- ARTICLE -
[BEGIN]

Blogs Stories Conference 2023 Funding Ecosystem

Lily Brent, American Jewish World Service (AJWS).


American Jewish World Service (AJWS) funds grassroots human rights programming, advocacy, and research in Latin America, Africa, and Asia. For us, who does the research and how they do it matters. Our grassroots grantee partners are thought leaders who identify the most pressing issues for investigation, are equipped and accompanied to play an active role in the research, and are supported with additional resources to implement findings in their programming and advocacy.

In India, an art installation called “Bird Box” plays girls’ uncensored voices discussing topics such as representation, sexuality, bodies, pleasure and violence. Program partners used the installation to help communities begin conversations on adolescent sexuality, something they had previously struggled to initiate.

We support our grantee partners to actively shape and maintain ownership over the research process. Doing so enables partners to fill knowledge gaps that improve program relevance, reach, and outcomes, and generate evidence for more effective advocacy. Moreover, partners build new skills related to conducting, interpreting, and making use of research findings. The research we have funded has gone beyond serving the organizations that led it. Instead, it has also unified and galvanized diverse social movement actors, served as a platform for increasing attention to and legitimacy of the work at the grassroots level, and changed how we think and talk about the lived experiences of marginalized people and communities.

AJWS’s research grantmaking is guided by these core principles for gender-transformative research (read more about them here).

  1. Meaningfully include and empower marginalized voices.
  2. Understand diversity and context.
  3. Challenge power and promote equality.
  4. Inform purposeful action.

[END]

[Region annotation records]
[BEGIN]

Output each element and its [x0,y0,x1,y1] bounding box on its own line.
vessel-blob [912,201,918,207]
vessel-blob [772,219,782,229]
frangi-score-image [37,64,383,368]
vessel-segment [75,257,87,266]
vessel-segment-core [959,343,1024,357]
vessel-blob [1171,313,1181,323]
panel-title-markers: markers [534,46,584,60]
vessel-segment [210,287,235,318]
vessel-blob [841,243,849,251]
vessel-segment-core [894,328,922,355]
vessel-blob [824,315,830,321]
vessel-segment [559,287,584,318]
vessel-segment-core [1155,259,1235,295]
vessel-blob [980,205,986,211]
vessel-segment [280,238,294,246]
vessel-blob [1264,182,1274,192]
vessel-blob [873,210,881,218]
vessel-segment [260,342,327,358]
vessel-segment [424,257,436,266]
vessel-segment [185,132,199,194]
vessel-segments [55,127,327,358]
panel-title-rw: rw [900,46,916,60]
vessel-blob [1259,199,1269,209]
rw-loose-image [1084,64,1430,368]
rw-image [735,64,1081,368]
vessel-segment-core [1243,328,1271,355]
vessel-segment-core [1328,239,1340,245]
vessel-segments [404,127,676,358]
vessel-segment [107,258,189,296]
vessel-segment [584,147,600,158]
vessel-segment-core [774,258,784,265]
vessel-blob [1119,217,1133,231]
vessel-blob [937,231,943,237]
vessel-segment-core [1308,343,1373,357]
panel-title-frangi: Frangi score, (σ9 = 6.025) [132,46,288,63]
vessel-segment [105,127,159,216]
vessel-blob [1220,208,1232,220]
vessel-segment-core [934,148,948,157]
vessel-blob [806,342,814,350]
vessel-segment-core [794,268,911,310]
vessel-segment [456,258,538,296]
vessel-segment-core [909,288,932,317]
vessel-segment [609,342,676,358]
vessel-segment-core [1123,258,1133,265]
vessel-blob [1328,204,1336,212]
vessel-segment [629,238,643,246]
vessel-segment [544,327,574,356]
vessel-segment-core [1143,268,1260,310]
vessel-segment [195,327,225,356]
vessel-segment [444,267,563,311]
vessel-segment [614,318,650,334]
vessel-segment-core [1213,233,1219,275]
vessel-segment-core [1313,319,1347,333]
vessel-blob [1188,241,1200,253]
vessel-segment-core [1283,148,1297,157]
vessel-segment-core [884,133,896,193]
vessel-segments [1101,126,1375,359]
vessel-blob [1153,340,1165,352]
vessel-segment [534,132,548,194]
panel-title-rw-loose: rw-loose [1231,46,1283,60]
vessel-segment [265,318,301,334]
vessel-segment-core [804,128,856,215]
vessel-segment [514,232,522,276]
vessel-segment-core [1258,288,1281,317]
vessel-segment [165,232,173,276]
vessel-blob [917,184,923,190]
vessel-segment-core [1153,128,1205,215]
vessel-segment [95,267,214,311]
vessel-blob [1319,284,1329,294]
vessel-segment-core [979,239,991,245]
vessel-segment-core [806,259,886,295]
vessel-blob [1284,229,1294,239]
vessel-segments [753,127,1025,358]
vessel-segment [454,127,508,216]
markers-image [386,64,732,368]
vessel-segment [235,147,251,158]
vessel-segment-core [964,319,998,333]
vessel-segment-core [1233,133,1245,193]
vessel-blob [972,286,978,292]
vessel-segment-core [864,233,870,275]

[END]

- ACTIONS TO TAKE -
[A] List the core principles for gender-transformative research that guide AJWS's research grantmaking, according to the post on AJWS research funding.
[B] In the post on AJWS research funding, what does the "Bird Box" art installation play?
[C] Continue the post on AJWS research funding from its final line.

- THE RESPONSES -
[A]
1. Meaningfully include and empower marginalized voices.
2. Understand diversity and context.
3. Challenge power and promote equality.
4. Inform purposeful action.

[B] It plays girls' uncensored voices discussing topics such as representation, sexuality, bodies, pleasure and violence.

[C]
To illustrate these principles in action, Shari Turitz and Sarah Green of AJWS brought three case studies from our feminist research grantmaking to HRFN:

  • In India, research led by grassroots feminist organizations has helped shift the perspective and discourse around child marriage at the national and global level, surfacing control of girls’ sexuality as an under-addressed driver of child marriage. This has helped turn prevention efforts away from a focus on age of marriage to girls’ agency and opportunity. Organizations are funded to share their research back with girls and communities in creative ways (see photo).
  • In Kenya, research created a roadmap for LGBTQI+ advocates from several organizations engaged in social norms change work. The research process provided a focal point to rally fragmented movement actors. Key to this success was ensuring a representative advisory board and engaging a queer-identifying research firm committed to feminist research principles.
  • In the Dominican Republic, a grassroots organization proposed a research project to identify the unmet needs of younger adolescents. Older adolescent girls and young women from the organization were trained to do the data collection. They used the findings to create new programs for this population. AJWS gave additional support to develop a joint strategy across four other grassroots organizations serving adolescent girls. The organization also leveraged the findings to raise money from another donor to start new child marriage programming.

Funding grassroots-led research and research utilization has deepened and expanded the reach and impact of our grantmaking and our grantees’ work. Want to learn more? Contact Margo Mullinax mmullinax@ajws.org.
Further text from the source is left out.